>> START

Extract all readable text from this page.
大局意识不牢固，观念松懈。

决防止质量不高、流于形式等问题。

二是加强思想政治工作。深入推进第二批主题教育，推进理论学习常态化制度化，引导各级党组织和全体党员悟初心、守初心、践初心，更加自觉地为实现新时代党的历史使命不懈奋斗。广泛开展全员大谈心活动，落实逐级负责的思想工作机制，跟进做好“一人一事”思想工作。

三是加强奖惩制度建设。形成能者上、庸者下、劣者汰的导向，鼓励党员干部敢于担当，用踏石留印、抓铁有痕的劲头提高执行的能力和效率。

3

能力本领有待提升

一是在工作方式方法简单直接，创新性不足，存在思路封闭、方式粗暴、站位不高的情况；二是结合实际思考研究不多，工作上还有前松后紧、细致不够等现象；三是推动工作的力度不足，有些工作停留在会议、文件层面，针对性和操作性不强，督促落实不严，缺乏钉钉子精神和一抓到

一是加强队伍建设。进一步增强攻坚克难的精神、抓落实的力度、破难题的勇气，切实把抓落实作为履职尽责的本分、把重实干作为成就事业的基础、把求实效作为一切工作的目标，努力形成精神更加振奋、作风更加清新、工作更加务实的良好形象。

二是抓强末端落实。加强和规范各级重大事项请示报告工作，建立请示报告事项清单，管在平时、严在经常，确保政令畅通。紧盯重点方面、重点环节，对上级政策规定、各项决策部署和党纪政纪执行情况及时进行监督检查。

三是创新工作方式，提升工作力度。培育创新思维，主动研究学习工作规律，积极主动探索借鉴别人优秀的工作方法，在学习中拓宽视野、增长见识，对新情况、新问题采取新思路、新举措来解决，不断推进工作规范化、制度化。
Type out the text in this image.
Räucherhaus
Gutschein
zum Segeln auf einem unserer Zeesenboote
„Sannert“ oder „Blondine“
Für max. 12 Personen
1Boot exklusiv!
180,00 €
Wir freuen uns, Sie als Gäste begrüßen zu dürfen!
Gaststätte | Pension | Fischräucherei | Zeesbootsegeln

>> END

● **WHAT IS REQUIRED**: Reproduce only the lines between the line containing "Type out the text in this image." and the last line of the records, those two lines included, exactly.

● **ANSWER TO THE PROBLEM**:
Type out the text in this image.
Räucherhaus
Gutschein
zum Segeln auf einem unserer Zeesenboote
„Sannert“ oder „Blondine“
Für max. 12 Personen
1Boot exklusiv!
180,00 €
Wir freuen uns, Sie als Gäste begrüßen zu dürfen!
Gaststätte | Pension | Fischräucherei | Zeesbootsegeln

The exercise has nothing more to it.